Another case of "cannot borrow `X` as mutable more than once at a time"

here is a snippet of my code. If it does not have enough context I will paste all my code, let me know.

I am using specs to build a simulation.

    fn run(&mut self, (entities, food_storage, maker_storage, mut offer_storage): Self::SystemData) {
            for (entity, food, maker, offer_opt) in (&entities, &food_storage, &maker_storage, (&mut offer_storage).maybe()).join(){
                println!("Hello, {:?}", &entity);
                match (offer_opt) {
                    Some (offer) =>
                        println!("{:?} has an offer", &entity),
                    None => {
                        println!("{:?} has no offer, adding one", &entity);
                        offer_storage.insert(entity, Offer{lot_size: Food(4.0), price: 1.0});
                    }
                }
            }
        }

The problem is with the line
offer_storage.insert(entity, Offer{lot_size: Food(4.0), price: 1.0});
Because offer_storage has already been mutably borrowed a few lines up, I can't mutably borrow it again.

From this answer that the solution is to "restructure the code so it doesn't have such borrowing patterns". It is not clear to me how I should accomplish this given that I only want to insert an offer when one doesn't already exist.

Caveat: I've never worked with specs.

Try looping once to collect entities without offers, and a second time to insert new offers. Or if offer_storage offers something like HashMap's Entry api, you can use that.

◆ Available data:
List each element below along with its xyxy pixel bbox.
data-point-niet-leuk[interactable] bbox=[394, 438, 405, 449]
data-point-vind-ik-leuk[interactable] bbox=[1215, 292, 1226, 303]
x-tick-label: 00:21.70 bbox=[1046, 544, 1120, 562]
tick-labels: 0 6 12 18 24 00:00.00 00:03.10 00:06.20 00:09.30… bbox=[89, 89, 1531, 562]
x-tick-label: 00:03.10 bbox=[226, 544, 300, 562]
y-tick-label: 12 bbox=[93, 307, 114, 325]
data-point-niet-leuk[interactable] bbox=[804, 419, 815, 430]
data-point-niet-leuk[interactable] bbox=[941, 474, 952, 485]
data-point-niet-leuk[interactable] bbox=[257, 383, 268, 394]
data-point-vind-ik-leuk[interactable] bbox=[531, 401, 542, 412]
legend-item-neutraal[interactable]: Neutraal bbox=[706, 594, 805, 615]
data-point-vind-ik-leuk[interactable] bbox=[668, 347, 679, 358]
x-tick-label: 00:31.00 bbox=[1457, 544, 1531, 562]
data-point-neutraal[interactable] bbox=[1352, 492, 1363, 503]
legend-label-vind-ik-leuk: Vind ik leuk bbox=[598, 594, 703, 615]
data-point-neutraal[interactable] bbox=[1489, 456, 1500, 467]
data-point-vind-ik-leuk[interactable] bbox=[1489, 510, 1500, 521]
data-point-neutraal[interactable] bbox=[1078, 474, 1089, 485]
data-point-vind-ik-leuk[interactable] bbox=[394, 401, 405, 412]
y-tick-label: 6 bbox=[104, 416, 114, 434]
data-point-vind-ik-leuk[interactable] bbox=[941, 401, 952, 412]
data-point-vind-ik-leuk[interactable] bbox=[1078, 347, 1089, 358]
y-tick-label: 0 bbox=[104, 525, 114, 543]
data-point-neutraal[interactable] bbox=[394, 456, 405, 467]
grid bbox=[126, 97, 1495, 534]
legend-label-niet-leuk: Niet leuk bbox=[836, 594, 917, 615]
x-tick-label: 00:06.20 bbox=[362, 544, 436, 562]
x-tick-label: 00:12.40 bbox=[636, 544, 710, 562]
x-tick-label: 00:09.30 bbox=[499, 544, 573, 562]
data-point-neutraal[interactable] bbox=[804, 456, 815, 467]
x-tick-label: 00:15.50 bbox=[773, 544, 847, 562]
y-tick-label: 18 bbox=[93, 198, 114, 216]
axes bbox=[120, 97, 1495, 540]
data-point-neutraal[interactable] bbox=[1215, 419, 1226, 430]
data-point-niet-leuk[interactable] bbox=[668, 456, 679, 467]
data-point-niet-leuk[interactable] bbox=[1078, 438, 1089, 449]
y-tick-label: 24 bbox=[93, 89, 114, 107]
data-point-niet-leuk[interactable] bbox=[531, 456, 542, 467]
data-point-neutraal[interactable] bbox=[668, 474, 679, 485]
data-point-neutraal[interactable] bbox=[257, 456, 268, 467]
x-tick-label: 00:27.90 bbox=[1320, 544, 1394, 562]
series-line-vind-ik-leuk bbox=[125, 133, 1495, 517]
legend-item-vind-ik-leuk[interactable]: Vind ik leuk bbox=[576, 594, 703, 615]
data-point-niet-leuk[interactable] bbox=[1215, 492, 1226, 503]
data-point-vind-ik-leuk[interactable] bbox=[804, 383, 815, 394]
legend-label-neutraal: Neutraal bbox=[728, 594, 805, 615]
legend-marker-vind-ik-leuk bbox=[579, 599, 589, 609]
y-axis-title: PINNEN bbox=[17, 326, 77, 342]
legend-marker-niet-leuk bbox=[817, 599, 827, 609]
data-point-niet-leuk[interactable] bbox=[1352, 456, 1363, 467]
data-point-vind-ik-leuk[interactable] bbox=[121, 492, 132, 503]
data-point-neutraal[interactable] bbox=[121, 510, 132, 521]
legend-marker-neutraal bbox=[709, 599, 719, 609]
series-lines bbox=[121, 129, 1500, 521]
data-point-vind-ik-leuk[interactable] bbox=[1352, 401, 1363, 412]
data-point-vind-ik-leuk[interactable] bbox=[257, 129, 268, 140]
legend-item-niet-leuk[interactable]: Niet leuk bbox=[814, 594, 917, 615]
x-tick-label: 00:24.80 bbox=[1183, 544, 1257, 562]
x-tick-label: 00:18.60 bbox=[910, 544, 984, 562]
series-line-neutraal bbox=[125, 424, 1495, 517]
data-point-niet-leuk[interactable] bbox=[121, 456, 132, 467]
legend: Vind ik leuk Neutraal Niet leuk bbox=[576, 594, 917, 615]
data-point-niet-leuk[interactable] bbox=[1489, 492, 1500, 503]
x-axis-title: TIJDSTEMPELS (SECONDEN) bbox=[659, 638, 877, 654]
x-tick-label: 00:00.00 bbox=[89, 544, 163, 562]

◆ Task to carry out: In the Rust borrowing question, change "HashMap" to "BTreeMap" and give the part from "From this answer" up to and including "can use that." again.

◆ Expected answer:
From this answer that the solution is to "restructure the code so it doesn't have such borrowing patterns". It is not clear to me how I should accomplish this given that I only want to insert an offer when one doesn't already exist.

Caveat: I've never worked with specs.

Try looping once to collect entities without offers, and a second time to insert new offers. Or if offer_storage offers something like BTreeMap's Entry api, you can use that.